● **RECORDS FOR PROCESSING**

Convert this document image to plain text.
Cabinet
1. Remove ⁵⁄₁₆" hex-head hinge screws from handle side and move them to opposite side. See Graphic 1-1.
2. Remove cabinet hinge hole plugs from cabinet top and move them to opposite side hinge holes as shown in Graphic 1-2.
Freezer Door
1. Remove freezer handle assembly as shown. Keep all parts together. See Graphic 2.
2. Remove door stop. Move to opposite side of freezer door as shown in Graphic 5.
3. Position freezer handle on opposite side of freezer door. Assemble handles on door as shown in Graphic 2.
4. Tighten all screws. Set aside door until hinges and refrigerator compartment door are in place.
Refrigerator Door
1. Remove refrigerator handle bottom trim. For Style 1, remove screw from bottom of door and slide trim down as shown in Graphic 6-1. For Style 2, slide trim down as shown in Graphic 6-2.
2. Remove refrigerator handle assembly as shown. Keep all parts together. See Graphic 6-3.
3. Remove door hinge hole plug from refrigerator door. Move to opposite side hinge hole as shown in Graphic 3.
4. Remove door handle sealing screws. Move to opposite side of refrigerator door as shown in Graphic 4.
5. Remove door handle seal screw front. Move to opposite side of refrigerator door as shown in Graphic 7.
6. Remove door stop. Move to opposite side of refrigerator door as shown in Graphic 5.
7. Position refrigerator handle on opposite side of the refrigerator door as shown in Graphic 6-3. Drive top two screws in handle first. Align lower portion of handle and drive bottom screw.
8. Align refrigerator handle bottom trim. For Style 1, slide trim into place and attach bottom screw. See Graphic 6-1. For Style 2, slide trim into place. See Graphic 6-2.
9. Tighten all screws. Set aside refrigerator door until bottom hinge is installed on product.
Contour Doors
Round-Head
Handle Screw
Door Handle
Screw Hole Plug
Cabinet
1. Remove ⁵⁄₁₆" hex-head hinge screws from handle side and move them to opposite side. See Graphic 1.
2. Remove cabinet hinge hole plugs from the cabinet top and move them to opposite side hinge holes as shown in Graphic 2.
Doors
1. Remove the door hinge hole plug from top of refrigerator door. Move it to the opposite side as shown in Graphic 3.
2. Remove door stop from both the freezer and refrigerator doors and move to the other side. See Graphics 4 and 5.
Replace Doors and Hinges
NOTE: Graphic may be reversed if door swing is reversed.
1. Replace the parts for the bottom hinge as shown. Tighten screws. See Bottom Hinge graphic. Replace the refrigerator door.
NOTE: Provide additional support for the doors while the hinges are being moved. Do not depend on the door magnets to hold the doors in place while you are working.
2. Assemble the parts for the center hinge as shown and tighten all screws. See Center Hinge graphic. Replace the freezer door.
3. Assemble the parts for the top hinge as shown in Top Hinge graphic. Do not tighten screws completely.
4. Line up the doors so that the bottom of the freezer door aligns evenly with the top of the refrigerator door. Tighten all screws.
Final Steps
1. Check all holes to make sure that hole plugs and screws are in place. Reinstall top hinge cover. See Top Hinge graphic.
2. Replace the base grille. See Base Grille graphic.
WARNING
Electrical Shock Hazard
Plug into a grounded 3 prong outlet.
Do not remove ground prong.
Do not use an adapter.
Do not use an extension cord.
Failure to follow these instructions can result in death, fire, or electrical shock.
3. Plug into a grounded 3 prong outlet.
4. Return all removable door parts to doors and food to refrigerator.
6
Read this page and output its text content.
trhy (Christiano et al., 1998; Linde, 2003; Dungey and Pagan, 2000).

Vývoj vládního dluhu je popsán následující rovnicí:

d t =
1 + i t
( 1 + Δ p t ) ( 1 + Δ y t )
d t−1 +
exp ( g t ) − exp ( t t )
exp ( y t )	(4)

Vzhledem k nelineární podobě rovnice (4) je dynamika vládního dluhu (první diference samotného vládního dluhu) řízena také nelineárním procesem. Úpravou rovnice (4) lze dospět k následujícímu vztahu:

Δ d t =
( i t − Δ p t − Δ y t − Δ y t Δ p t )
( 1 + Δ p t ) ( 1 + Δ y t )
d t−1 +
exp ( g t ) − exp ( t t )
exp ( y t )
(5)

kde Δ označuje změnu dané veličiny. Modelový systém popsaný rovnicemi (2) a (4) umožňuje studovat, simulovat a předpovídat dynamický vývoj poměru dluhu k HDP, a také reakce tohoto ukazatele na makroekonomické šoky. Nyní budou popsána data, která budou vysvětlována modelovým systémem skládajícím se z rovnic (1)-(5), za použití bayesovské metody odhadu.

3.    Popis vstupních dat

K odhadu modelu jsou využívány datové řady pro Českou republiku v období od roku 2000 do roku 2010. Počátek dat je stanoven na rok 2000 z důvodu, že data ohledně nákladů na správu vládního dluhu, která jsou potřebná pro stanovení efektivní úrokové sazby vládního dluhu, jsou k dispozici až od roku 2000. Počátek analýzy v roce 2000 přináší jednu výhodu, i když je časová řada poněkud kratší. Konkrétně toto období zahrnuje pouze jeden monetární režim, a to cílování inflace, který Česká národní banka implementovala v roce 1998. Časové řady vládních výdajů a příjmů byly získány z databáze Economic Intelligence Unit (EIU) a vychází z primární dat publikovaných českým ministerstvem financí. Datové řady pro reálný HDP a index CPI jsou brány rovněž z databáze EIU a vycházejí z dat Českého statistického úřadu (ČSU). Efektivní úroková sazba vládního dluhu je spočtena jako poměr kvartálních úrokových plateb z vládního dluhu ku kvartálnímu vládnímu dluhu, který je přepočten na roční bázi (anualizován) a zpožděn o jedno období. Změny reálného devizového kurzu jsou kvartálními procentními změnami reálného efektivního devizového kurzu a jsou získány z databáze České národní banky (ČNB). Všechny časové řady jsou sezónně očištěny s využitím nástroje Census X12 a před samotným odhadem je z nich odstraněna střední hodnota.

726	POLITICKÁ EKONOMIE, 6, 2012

● **EXERCISE REQUIREMENTS**
Write the data from above out again, exactly.

● **SOLUTION FOR THIS EXERCISE**
Convert this document image to plain text.
Cabinet
1. Remove ⁵⁄₁₆" hex-head hinge screws from handle side and move them to opposite side. See Graphic 1-1.
2. Remove cabinet hinge hole plugs from cabinet top and move them to opposite side hinge holes as shown in Graphic 1-2.
Freezer Door
1. Remove freezer handle assembly as shown. Keep all parts together. See Graphic 2.
2. Remove door stop. Move to opposite side of freezer door as shown in Graphic 5.
3. Position freezer handle on opposite side of freezer door. Assemble handles on door as shown in Graphic 2.
4. Tighten all screws. Set aside door until hinges and refrigerator compartment door are in place.
Refrigerator Door
1. Remove refrigerator handle bottom trim. For Style 1, remove screw from bottom of door and slide trim down as shown in Graphic 6-1. For Style 2, slide trim down as shown in Graphic 6-2.
2. Remove refrigerator handle assembly as shown. Keep all parts together. See Graphic 6-3.
3. Remove door hinge hole plug from refrigerator door. Move to opposite side hinge hole as shown in Graphic 3.
4. Remove door handle sealing screws. Move to opposite side of refrigerator door as shown in Graphic 4.
5. Remove door handle seal screw front. Move to opposite side of refrigerator door as shown in Graphic 7.
6. Remove door stop. Move to opposite side of refrigerator door as shown in Graphic 5.
7. Position refrigerator handle on opposite side of the refrigerator door as shown in Graphic 6-3. Drive top two screws in handle first. Align lower portion of handle and drive bottom screw.
8. Align refrigerator handle bottom trim. For Style 1, slide trim into place and attach bottom screw. See Graphic 6-1. For Style 2, slide trim into place. See Graphic 6-2.
9. Tighten all screws. Set aside refrigerator door until bottom hinge is installed on product.
Contour Doors
Round-Head
Handle Screw
Door Handle
Screw Hole Plug
Cabinet
1. Remove ⁵⁄₁₆" hex-head hinge screws from handle side and move them to opposite side. See Graphic 1.
2. Remove cabinet hinge hole plugs from the cabinet top and move them to opposite side hinge holes as shown in Graphic 2.
Doors
1. Remove the door hinge hole plug from top of refrigerator door. Move it to the opposite side as shown in Graphic 3.
2. Remove door stop from both the freezer and refrigerator doors and move to the other side. See Graphics 4 and 5.
Replace Doors and Hinges
NOTE: Graphic may be reversed if door swing is reversed.
1. Replace the parts for the bottom hinge as shown. Tighten screws. See Bottom Hinge graphic. Replace the refrigerator door.
NOTE: Provide additional support for the doors while the hinges are being moved. Do not depend on the door magnets to hold the doors in place while you are working.
2. Assemble the parts for the center hinge as shown and tighten all screws. See Center Hinge graphic. Replace the freezer door.
3. Assemble the parts for the top hinge as shown in Top Hinge graphic. Do not tighten screws completely.
4. Line up the doors so that the bottom of the freezer door aligns evenly with the top of the refrigerator door. Tighten all screws.
Final Steps
1. Check all holes to make sure that hole plugs and screws are in place. Reinstall top hinge cover. See Top Hinge graphic.
2. Replace the base grille. See Base Grille graphic.
WARNING
Electrical Shock Hazard
Plug into a grounded 3 prong outlet.
Do not remove ground prong.
Do not use an adapter.
Do not use an extension cord.
Failure to follow these instructions can result in death, fire, or electrical shock.
3. Plug into a grounded 3 prong outlet.
4. Return all removable door parts to doors and food to refrigerator.
6
Read this page and output its text content.
trhy (Christiano et al., 1998; Linde, 2003; Dungey and Pagan, 2000).

Vývoj vládního dluhu je popsán následující rovnicí:

d t =
1 + i t
( 1 + Δ p t ) ( 1 + Δ y t )
d t−1 +
exp ( g t ) − exp ( t t )
exp ( y t )	(4)

Vzhledem k nelineární podobě rovnice (4) je dynamika vládního dluhu (první diference samotného vládního dluhu) řízena také nelineárním procesem. Úpravou rovnice (4) lze dospět k následujícímu vztahu:

Δ d t =
( i t − Δ p t − Δ y t − Δ y t Δ p t )
( 1 + Δ p t ) ( 1 + Δ y t )
d t−1 +
exp ( g t ) − exp ( t t )
exp ( y t )
(5)

kde Δ označuje změnu dané veličiny. Modelový systém popsaný rovnicemi (2) a (4) umožňuje studovat, simulovat a předpovídat dynamický vývoj poměru dluhu k HDP, a také reakce tohoto ukazatele na makroekonomické šoky. Nyní budou popsána data, která budou vysvětlována modelovým systémem skládajícím se z rovnic (1)-(5), za použití bayesovské metody odhadu.

3.    Popis vstupních dat

K odhadu modelu jsou využívány datové řady pro Českou republiku v období od roku 2000 do roku 2010. Počátek dat je stanoven na rok 2000 z důvodu, že data ohledně nákladů na správu vládního dluhu, která jsou potřebná pro stanovení efektivní úrokové sazby vládního dluhu, jsou k dispozici až od roku 2000. Počátek analýzy v roce 2000 přináší jednu výhodu, i když je časová řada poněkud kratší. Konkrétně toto období zahrnuje pouze jeden monetární režim, a to cílování inflace, který Česká národní banka implementovala v roce 1998. Časové řady vládních výdajů a příjmů byly získány z databáze Economic Intelligence Unit (EIU) a vychází z primární dat publikovaných českým ministerstvem financí. Datové řady pro reálný HDP a index CPI jsou brány rovněž z databáze EIU a vycházejí z dat Českého statistického úřadu (ČSU). Efektivní úroková sazba vládního dluhu je spočtena jako poměr kvartálních úrokových plateb z vládního dluhu ku kvartálnímu vládnímu dluhu, který je přepočten na roční bázi (anualizován) a zpožděn o jedno období. Změny reálného devizového kurzu jsou kvartálními procentními změnami reálného efektivního devizového kurzu a jsou získány z databáze České národní banky (ČNB). Všechny časové řady jsou sezónně očištěny s využitím nástroje Census X12 a před samotným odhadem je z nich odstraněna střední hodnota.

726	POLITICKÁ EKONOMIE, 6, 2012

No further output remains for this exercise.